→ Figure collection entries

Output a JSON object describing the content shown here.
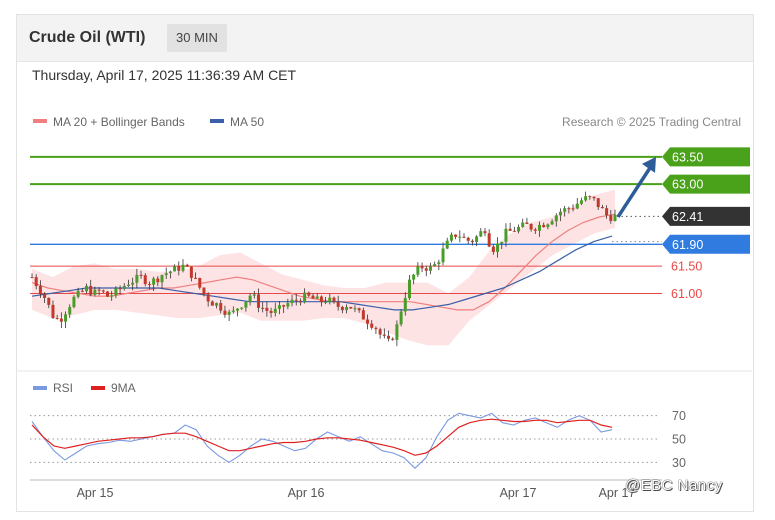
{
  "header": {
    "title": "Crude Oil (WTI)",
    "timeframe": "30 MIN",
    "datetime": "Thursday, April 17, 2025 11:36:39 AM CET"
  },
  "watermark": "@EBC  Nancy",
  "colors": {
    "resistance": "#4aa11a",
    "support": "#e84848",
    "pivot": "#2f7be0",
    "current": "#333333",
    "ma20": "#f08080",
    "ma50": "#3b5fa8",
    "bollinger_fill": "#fde0e0",
    "candle_up": "#4a9c2a",
    "candle_down": "#c0392b",
    "rsi": "#7a9ae0",
    "rsi_ma": "#e02020",
    "arrow": "#2c5d99"
  },
  "chart_data": [
    {
      "type": "candlestick",
      "title": "",
      "legend": [
        {
          "name": "MA 20 + Bollinger Bands",
          "color": "#f08080"
        },
        {
          "name": "MA 50",
          "color": "#3b5fa8"
        }
      ],
      "legend_position": "top-left",
      "credit": "Research © 2025 Trading Central",
      "x_ticks": [
        "Apr 15",
        "Apr 16",
        "Apr 17",
        "Apr 17"
      ],
      "ylim": [
        59.6,
        63.9
      ],
      "levels": [
        {
          "value": 63.5,
          "label": "63.50",
          "kind": "resistance"
        },
        {
          "value": 63.0,
          "label": "63.00",
          "kind": "resistance"
        },
        {
          "value": 62.41,
          "label": "62.41",
          "kind": "current"
        },
        {
          "value": 61.9,
          "label": "61.90",
          "kind": "pivot"
        },
        {
          "value": 61.5,
          "label": "61.50",
          "kind": "support"
        },
        {
          "value": 61.0,
          "label": "61.00",
          "kind": "support"
        }
      ],
      "target_arrow": {
        "from": 62.4,
        "to": 63.5
      },
      "close_series": [
        61.3,
        61.1,
        60.9,
        60.6,
        60.5,
        60.7,
        60.9,
        61.0,
        61.1,
        61.0,
        61.05,
        60.95,
        61.0,
        61.1,
        61.2,
        61.25,
        61.3,
        61.2,
        61.25,
        61.35,
        61.4,
        61.45,
        61.5,
        61.4,
        61.2,
        61.0,
        60.85,
        60.8,
        60.7,
        60.6,
        60.75,
        60.85,
        61.0,
        60.8,
        60.7,
        60.65,
        60.7,
        60.8,
        60.85,
        60.9,
        60.95,
        60.9,
        60.85,
        60.9,
        60.8,
        60.75,
        60.8,
        60.7,
        60.6,
        60.5,
        60.4,
        60.2,
        60.1,
        60.3,
        60.8,
        61.2,
        61.4,
        61.5,
        61.45,
        61.55,
        61.8,
        62.0,
        62.1,
        62.0,
        61.95,
        62.05,
        62.2,
        61.8,
        61.9,
        62.1,
        62.15,
        62.2,
        62.25,
        62.2,
        62.25,
        62.3,
        62.4,
        62.5,
        62.55,
        62.6,
        62.7,
        62.75,
        62.7,
        62.55,
        62.4,
        62.41
      ],
      "ma20_series": [
        61.2,
        61.1,
        61.05,
        61.0,
        60.95,
        60.95,
        61.0,
        61.05,
        61.1,
        61.1,
        61.15,
        61.2,
        61.25,
        61.3,
        61.25,
        61.15,
        61.05,
        60.95,
        60.9,
        60.85,
        60.85,
        60.85,
        60.85,
        60.85,
        60.85,
        60.8,
        60.75,
        60.7,
        60.7,
        60.85,
        61.1,
        61.4,
        61.7,
        61.95,
        62.15,
        62.3,
        62.4,
        62.45
      ],
      "ma50_series": [
        60.95,
        61.0,
        61.05,
        61.1,
        61.1,
        61.1,
        61.1,
        61.1,
        61.05,
        61.0,
        60.95,
        60.9,
        60.85,
        60.85,
        60.85,
        60.85,
        60.85,
        60.85,
        60.8,
        60.75,
        60.7,
        60.7,
        60.75,
        60.8,
        60.9,
        61.0,
        61.1,
        61.25,
        61.4,
        61.6,
        61.8,
        61.95,
        62.05
      ],
      "bollinger_upper_series": [
        61.45,
        61.3,
        61.5,
        61.55,
        61.45,
        61.45,
        61.4,
        61.4,
        61.5,
        61.7,
        61.75,
        61.55,
        61.35,
        61.25,
        61.15,
        61.1,
        61.1,
        61.2,
        61.2,
        61.2,
        61.0,
        61.3,
        61.8,
        62.1,
        62.3,
        62.4,
        62.6,
        62.8,
        62.9
      ],
      "bollinger_lower_series": [
        60.7,
        60.55,
        60.6,
        60.7,
        60.7,
        60.65,
        60.6,
        60.55,
        60.55,
        60.6,
        60.65,
        60.5,
        60.5,
        60.5,
        60.55,
        60.55,
        60.45,
        60.3,
        60.15,
        60.05,
        60.05,
        60.5,
        60.8,
        61.1,
        61.4,
        61.7,
        61.9,
        62.1,
        62.2
      ]
    },
    {
      "type": "line",
      "title": "",
      "legend": [
        {
          "name": "RSI",
          "color": "#7a9ae0"
        },
        {
          "name": "9MA",
          "color": "#e02020"
        }
      ],
      "y_ticks": [
        "70",
        "50",
        "30"
      ],
      "ylim": [
        20,
        80
      ],
      "series": [
        {
          "name": "RSI",
          "values": [
            65,
            52,
            40,
            32,
            38,
            44,
            46,
            47,
            49,
            48,
            50,
            52,
            54,
            55,
            62,
            58,
            44,
            36,
            30,
            36,
            44,
            50,
            48,
            44,
            40,
            42,
            50,
            56,
            52,
            48,
            52,
            46,
            40,
            38,
            34,
            25,
            34,
            52,
            66,
            72,
            70,
            68,
            72,
            64,
            62,
            66,
            68,
            64,
            60,
            66,
            70,
            66,
            56,
            58
          ]
        },
        {
          "name": "9MA",
          "values": [
            62,
            52,
            44,
            42,
            44,
            46,
            48,
            49,
            50,
            51,
            51,
            52,
            54,
            55,
            55,
            52,
            48,
            44,
            40,
            40,
            42,
            44,
            46,
            47,
            47,
            48,
            50,
            51,
            51,
            50,
            49,
            47,
            45,
            43,
            40,
            36,
            38,
            44,
            52,
            60,
            64,
            66,
            67,
            66,
            65,
            65,
            66,
            66,
            64,
            65,
            66,
            66,
            62,
            60
          ]
        }
      ]
    }
  ]
}
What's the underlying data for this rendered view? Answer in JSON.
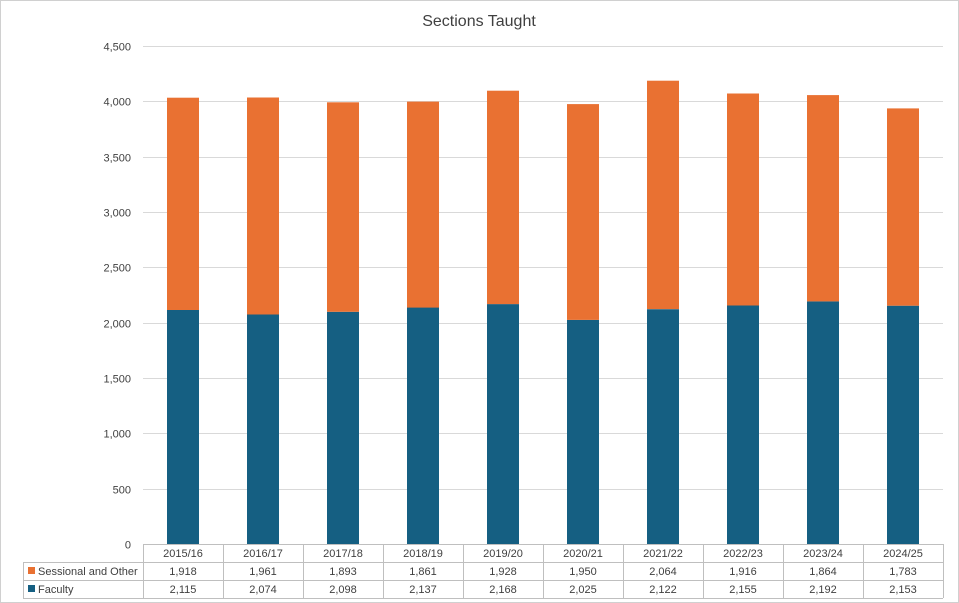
{
  "chart_data": {
    "type": "bar",
    "stacked": true,
    "title": "Sections Taught",
    "categories": [
      "2015/16",
      "2016/17",
      "2017/18",
      "2018/19",
      "2019/20",
      "2020/21",
      "2021/22",
      "2022/23",
      "2023/24",
      "2024/25"
    ],
    "series": [
      {
        "name": "Faculty",
        "color": "#155f82",
        "values": [
          2115,
          2074,
          2098,
          2137,
          2168,
          2025,
          2122,
          2155,
          2192,
          2153
        ],
        "labels": [
          "2,115",
          "2,074",
          "2,098",
          "2,137",
          "2,168",
          "2,025",
          "2,122",
          "2,155",
          "2,192",
          "2,153"
        ]
      },
      {
        "name": "Sessional and Other",
        "color": "#e97132",
        "values": [
          1918,
          1961,
          1893,
          1861,
          1928,
          1950,
          2064,
          1916,
          1864,
          1783
        ],
        "labels": [
          "1,918",
          "1,961",
          "1,893",
          "1,861",
          "1,928",
          "1,950",
          "2,064",
          "1,916",
          "1,864",
          "1,783"
        ]
      }
    ],
    "ylim": [
      0,
      4500
    ],
    "yticks": [
      0,
      500,
      1000,
      1500,
      2000,
      2500,
      3000,
      3500,
      4000,
      4500
    ],
    "ytick_labels": [
      "0",
      "500",
      "1,000",
      "1,500",
      "2,000",
      "2,500",
      "3,000",
      "3,500",
      "4,000",
      "4,500"
    ],
    "grid": true,
    "data_table": true
  }
}
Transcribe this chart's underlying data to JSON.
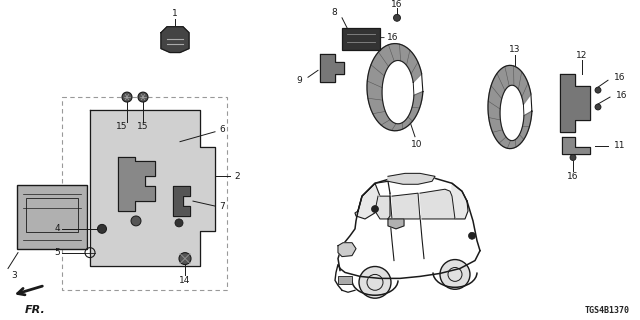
{
  "background_color": "#ffffff",
  "line_color": "#1a1a1a",
  "gray_fill": "#c8c8c8",
  "dark_fill": "#404040",
  "dashed_color": "#999999",
  "diagram_code": "TGS4B1370",
  "figsize": [
    6.4,
    3.2
  ],
  "dpi": 100
}
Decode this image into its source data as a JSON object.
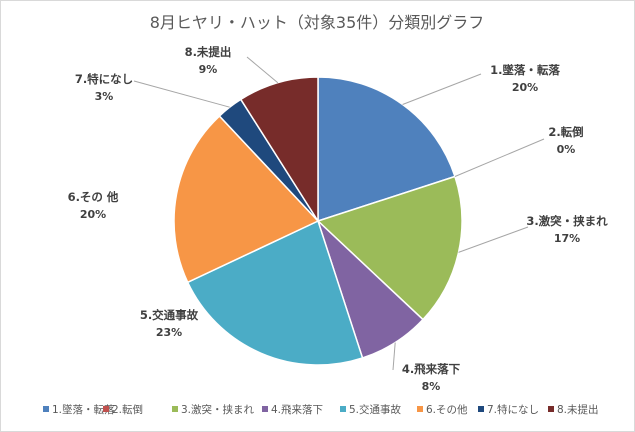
{
  "chart_data": {
    "type": "pie",
    "title": "8月ヒヤリ・ハット（対象35件）分類別グラフ",
    "legend_position": "bottom",
    "slices": [
      {
        "legend": "1.墜落・転落",
        "label": "1.墜落・転落",
        "value": 20,
        "pct_label": "20%",
        "color": "#4f81bd"
      },
      {
        "legend": "2.転倒",
        "label": "2.転倒",
        "value": 0,
        "pct_label": "0%",
        "color": "#c0504d"
      },
      {
        "legend": "3.激突・挟まれ",
        "label": "3.激突・挟まれ",
        "value": 17,
        "pct_label": "17%",
        "color": "#9bbb59"
      },
      {
        "legend": "4.飛来落下",
        "label": "4.飛来落下",
        "value": 8,
        "pct_label": "8%",
        "color": "#8064a2"
      },
      {
        "legend": "5.交通事故",
        "label": "5.交通事故",
        "value": 23,
        "pct_label": "23%",
        "color": "#4bacc6"
      },
      {
        "legend": "6.その他",
        "label": "6.その 他",
        "value": 20,
        "pct_label": "20%",
        "color": "#f79646"
      },
      {
        "legend": "7.特になし",
        "label": "7.特になし",
        "value": 3,
        "pct_label": "3%",
        "color": "#1f497d"
      },
      {
        "legend": "8.未提出",
        "label": "8.未提出",
        "value": 9,
        "pct_label": "9%",
        "color": "#772c2a"
      }
    ]
  }
}
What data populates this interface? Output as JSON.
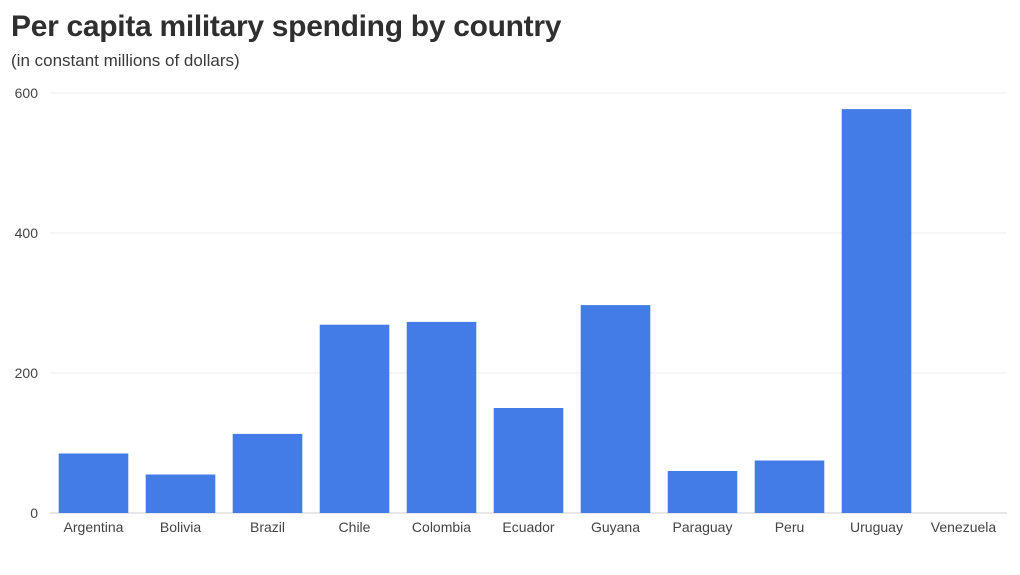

→ Your goal
Give the count of lines containing "this", with no added text.

→ Answer to the exercise
4